Data listing:
>>>>

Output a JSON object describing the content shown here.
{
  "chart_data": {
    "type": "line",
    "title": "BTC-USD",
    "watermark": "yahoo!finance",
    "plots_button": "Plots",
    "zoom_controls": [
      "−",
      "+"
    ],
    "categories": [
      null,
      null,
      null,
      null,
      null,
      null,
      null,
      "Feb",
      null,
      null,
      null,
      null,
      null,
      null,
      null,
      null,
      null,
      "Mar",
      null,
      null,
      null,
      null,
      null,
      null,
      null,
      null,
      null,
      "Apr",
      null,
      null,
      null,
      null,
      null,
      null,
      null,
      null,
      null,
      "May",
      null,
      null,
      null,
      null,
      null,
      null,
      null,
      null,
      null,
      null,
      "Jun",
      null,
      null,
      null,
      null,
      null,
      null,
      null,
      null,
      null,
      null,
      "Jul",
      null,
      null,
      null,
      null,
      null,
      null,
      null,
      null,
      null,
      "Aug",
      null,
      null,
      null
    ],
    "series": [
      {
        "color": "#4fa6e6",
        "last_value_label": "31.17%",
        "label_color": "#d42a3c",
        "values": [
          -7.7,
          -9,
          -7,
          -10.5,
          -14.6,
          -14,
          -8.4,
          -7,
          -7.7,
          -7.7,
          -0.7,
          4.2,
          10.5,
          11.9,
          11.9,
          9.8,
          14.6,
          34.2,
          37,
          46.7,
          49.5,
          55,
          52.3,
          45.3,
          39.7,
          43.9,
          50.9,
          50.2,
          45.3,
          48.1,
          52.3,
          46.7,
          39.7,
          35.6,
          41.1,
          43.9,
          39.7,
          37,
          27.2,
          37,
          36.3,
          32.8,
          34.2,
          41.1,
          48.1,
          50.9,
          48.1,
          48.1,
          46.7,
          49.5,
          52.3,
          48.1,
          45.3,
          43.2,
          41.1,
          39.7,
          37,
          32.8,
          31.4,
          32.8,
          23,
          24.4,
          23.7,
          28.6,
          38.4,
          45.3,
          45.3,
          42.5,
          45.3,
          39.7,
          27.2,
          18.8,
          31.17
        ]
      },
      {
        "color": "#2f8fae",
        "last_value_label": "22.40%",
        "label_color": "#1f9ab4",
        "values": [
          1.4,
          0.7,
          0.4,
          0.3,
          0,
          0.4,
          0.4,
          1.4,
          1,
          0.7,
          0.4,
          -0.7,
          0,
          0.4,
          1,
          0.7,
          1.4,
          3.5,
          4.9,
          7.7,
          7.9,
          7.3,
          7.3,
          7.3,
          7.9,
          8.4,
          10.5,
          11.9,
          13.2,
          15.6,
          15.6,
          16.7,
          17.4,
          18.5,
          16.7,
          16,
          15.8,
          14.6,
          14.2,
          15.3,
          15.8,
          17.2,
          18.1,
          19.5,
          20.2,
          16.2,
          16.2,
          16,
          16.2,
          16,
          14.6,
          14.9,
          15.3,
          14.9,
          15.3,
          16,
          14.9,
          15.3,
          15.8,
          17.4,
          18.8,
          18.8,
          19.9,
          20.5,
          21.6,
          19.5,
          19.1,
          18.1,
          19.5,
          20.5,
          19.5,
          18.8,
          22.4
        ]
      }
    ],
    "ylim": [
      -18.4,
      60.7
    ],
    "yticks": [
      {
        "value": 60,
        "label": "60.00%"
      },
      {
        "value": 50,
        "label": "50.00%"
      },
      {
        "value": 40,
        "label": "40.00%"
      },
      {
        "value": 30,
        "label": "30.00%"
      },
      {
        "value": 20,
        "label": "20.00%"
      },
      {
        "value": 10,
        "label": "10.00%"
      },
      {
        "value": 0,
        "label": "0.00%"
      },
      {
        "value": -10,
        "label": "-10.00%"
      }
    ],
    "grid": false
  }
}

<<<<

The records above should be returned exactly.

> _Result_
Output a JSON object describing the content shown here.
{
  "chart_data": {
    "type": "line",
    "title": "BTC-USD",
    "watermark": "yahoo!finance",
    "plots_button": "Plots",
    "zoom_controls": [
      "−",
      "+"
    ],
    "categories": [
      null,
      null,
      null,
      null,
      null,
      null,
      null,
      "Feb",
      null,
      null,
      null,
      null,
      null,
      null,
      null,
      null,
      null,
      "Mar",
      null,
      null,
      null,
      null,
      null,
      null,
      null,
      null,
      null,
      "Apr",
      null,
      null,
      null,
      null,
      null,
      null,
      null,
      null,
      null,
      "May",
      null,
      null,
      null,
      null,
      null,
      null,
      null,
      null,
      null,
      null,
      "Jun",
      null,
      null,
      null,
      null,
      null,
      null,
      null,
      null,
      null,
      null,
      "Jul",
      null,
      null,
      null,
      null,
      null,
      null,
      null,
      null,
      null,
      "Aug",
      null,
      null,
      null
    ],
    "series": [
      {
        "color": "#4fa6e6",
        "last_value_label": "31.17%",
        "label_color": "#d42a3c",
        "values": [
          -7.7,
          -9,
          -7,
          -10.5,
          -14.6,
          -14,
          -8.4,
          -7,
          -7.7,
          -7.7,
          -0.7,
          4.2,
          10.5,
          11.9,
          11.9,
          9.8,
          14.6,
          34.2,
          37,
          46.7,
          49.5,
          55,
          52.3,
          45.3,
          39.7,
          43.9,
          50.9,
          50.2,
          45.3,
          48.1,
          52.3,
          46.7,
          39.7,
          35.6,
          41.1,
          43.9,
          39.7,
          37,
          27.2,
          37,
          36.3,
          32.8,
          34.2,
          41.1,
          48.1,
          50.9,
          48.1,
          48.1,
          46.7,
          49.5,
          52.3,
          48.1,
          45.3,
          43.2,
          41.1,
          39.7,
          37,
          32.8,
          31.4,
          32.8,
          23,
          24.4,
          23.7,
          28.6,
          38.4,
          45.3,
          45.3,
          42.5,
          45.3,
          39.7,
          27.2,
          18.8,
          31.17
        ]
      },
      {
        "color": "#2f8fae",
        "last_value_label": "22.40%",
        "label_color": "#1f9ab4",
        "values": [
          1.4,
          0.7,
          0.4,
          0.3,
          0,
          0.4,
          0.4,
          1.4,
          1,
          0.7,
          0.4,
          -0.7,
          0,
          0.4,
          1,
          0.7,
          1.4,
          3.5,
          4.9,
          7.7,
          7.9,
          7.3,
          7.3,
          7.3,
          7.9,
          8.4,
          10.5,
          11.9,
          13.2,
          15.6,
          15.6,
          16.7,
          17.4,
          18.5,
          16.7,
          16,
          15.8,
          14.6,
          14.2,
          15.3,
          15.8,
          17.2,
          18.1,
          19.5,
          20.2,
          16.2,
          16.2,
          16,
          16.2,
          16,
          14.6,
          14.9,
          15.3,
          14.9,
          15.3,
          16,
          14.9,
          15.3,
          15.8,
          17.4,
          18.8,
          18.8,
          19.9,
          20.5,
          21.6,
          19.5,
          19.1,
          18.1,
          19.5,
          20.5,
          19.5,
          18.8,
          22.4
        ]
      }
    ],
    "ylim": [
      -18.4,
      60.7
    ],
    "yticks": [
      {
        "value": 60,
        "label": "60.00%"
      },
      {
        "value": 50,
        "label": "50.00%"
      },
      {
        "value": 40,
        "label": "40.00%"
      },
      {
        "value": 30,
        "label": "30.00%"
      },
      {
        "value": 20,
        "label": "20.00%"
      },
      {
        "value": 10,
        "label": "10.00%"
      },
      {
        "value": 0,
        "label": "0.00%"
      },
      {
        "value": -10,
        "label": "-10.00%"
      }
    ],
    "grid": false
  }
}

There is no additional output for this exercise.